Gather up the lines with the word "week" in them.

___ DATA TO PROCESS ___

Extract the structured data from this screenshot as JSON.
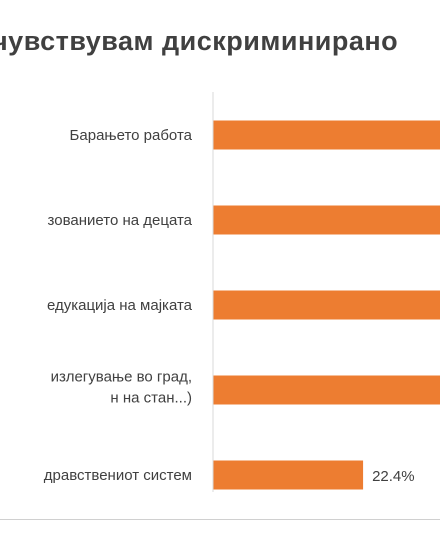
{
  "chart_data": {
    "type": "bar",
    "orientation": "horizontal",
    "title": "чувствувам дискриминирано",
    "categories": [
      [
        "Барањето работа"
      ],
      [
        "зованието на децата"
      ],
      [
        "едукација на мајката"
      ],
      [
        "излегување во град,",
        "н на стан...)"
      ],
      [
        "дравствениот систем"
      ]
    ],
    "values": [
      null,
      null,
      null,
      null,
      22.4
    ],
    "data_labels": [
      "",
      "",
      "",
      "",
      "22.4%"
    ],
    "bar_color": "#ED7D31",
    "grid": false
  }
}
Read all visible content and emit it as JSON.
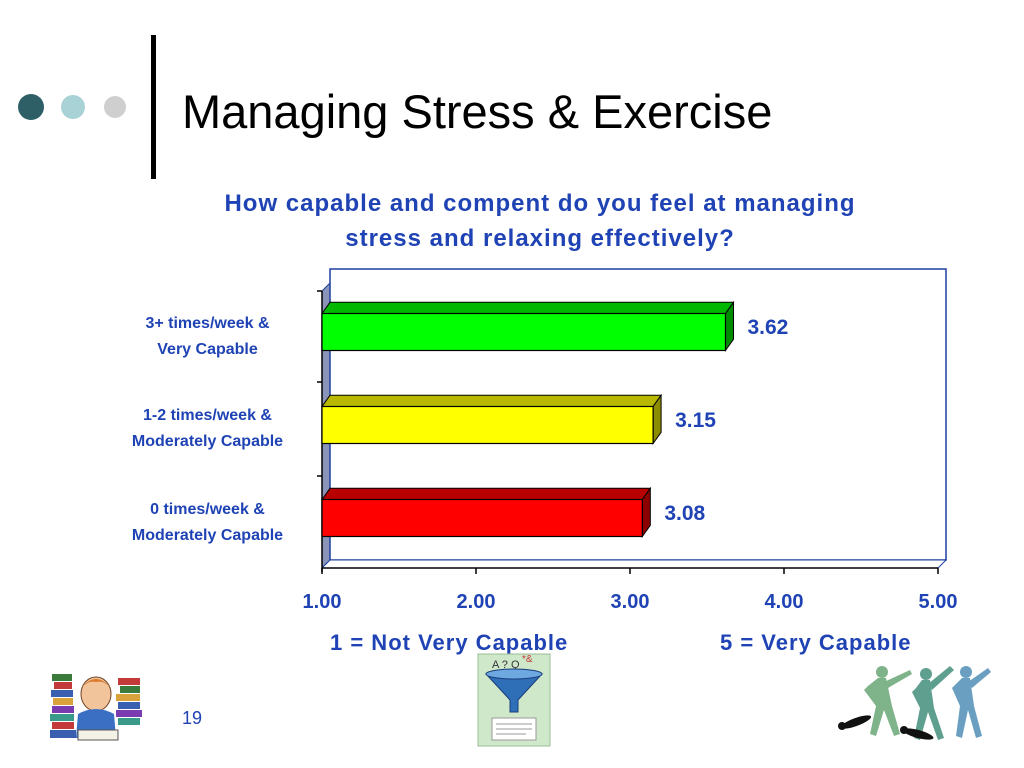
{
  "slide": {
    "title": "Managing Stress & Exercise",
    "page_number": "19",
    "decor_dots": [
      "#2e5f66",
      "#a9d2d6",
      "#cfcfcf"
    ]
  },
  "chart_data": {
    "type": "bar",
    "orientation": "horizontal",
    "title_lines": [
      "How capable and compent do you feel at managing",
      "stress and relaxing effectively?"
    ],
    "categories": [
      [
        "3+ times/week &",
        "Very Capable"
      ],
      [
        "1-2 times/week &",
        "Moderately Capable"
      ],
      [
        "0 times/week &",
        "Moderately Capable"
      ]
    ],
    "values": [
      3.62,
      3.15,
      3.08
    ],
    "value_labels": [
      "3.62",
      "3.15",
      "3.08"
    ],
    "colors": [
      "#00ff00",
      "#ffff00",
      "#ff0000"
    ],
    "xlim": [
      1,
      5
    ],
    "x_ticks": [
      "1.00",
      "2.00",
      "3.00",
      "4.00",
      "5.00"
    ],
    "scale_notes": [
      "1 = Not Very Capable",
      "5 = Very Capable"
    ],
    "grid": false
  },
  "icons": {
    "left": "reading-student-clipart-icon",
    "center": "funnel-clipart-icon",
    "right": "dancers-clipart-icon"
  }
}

___
___ DATA TO PROCESS ___

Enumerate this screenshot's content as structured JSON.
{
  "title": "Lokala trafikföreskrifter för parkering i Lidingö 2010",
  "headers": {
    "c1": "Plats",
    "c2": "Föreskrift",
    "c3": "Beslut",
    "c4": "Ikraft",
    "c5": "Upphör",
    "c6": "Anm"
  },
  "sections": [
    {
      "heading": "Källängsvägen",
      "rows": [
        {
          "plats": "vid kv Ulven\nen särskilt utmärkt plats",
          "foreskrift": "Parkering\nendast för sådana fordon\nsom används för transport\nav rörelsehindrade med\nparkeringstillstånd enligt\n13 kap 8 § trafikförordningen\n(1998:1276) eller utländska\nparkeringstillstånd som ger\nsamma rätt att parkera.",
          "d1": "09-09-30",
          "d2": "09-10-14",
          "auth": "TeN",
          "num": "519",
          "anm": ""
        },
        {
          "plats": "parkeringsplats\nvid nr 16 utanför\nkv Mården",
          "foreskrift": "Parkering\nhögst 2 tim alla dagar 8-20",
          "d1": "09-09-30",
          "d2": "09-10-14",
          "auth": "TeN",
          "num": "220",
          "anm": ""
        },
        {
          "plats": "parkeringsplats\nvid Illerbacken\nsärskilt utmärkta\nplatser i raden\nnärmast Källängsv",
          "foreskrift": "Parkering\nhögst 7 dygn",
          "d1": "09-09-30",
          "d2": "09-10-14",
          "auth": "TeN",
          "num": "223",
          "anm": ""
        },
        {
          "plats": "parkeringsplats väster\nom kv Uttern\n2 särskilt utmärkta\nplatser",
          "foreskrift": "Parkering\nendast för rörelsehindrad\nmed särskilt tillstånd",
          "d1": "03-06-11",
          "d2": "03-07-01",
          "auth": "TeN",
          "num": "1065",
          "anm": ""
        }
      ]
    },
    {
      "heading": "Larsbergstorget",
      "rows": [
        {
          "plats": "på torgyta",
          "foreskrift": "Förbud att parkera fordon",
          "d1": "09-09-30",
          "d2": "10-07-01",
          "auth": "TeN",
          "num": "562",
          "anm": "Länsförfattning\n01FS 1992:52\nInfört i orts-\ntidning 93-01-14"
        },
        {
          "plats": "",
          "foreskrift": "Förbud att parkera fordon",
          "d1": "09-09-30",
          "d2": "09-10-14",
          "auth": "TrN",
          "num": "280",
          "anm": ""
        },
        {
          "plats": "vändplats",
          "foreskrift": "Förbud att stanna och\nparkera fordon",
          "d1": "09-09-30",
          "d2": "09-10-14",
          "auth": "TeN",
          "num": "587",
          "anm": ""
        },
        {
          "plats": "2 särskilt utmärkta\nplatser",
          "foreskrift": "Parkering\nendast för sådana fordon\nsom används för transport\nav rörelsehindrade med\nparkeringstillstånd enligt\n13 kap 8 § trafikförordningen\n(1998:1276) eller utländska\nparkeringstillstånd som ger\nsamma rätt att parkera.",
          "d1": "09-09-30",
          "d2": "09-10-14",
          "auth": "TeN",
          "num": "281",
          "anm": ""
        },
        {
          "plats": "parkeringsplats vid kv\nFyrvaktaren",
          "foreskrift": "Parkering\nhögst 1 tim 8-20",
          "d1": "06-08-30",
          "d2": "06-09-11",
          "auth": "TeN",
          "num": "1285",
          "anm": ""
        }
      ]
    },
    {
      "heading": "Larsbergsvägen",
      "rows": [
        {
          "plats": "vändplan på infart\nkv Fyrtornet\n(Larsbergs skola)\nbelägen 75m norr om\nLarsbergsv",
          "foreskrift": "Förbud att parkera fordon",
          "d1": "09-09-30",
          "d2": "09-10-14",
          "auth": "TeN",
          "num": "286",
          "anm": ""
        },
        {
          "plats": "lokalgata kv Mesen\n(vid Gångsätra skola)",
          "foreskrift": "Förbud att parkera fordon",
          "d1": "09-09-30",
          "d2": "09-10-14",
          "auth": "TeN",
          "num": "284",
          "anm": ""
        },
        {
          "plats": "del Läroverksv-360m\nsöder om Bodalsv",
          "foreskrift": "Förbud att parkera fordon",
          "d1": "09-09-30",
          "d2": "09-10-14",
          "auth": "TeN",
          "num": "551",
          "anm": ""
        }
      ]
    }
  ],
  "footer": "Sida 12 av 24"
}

___

→ **FULL SOLUTION**
        "3+ times/week &",
        "1-2 times/week &",
        "0 times/week &",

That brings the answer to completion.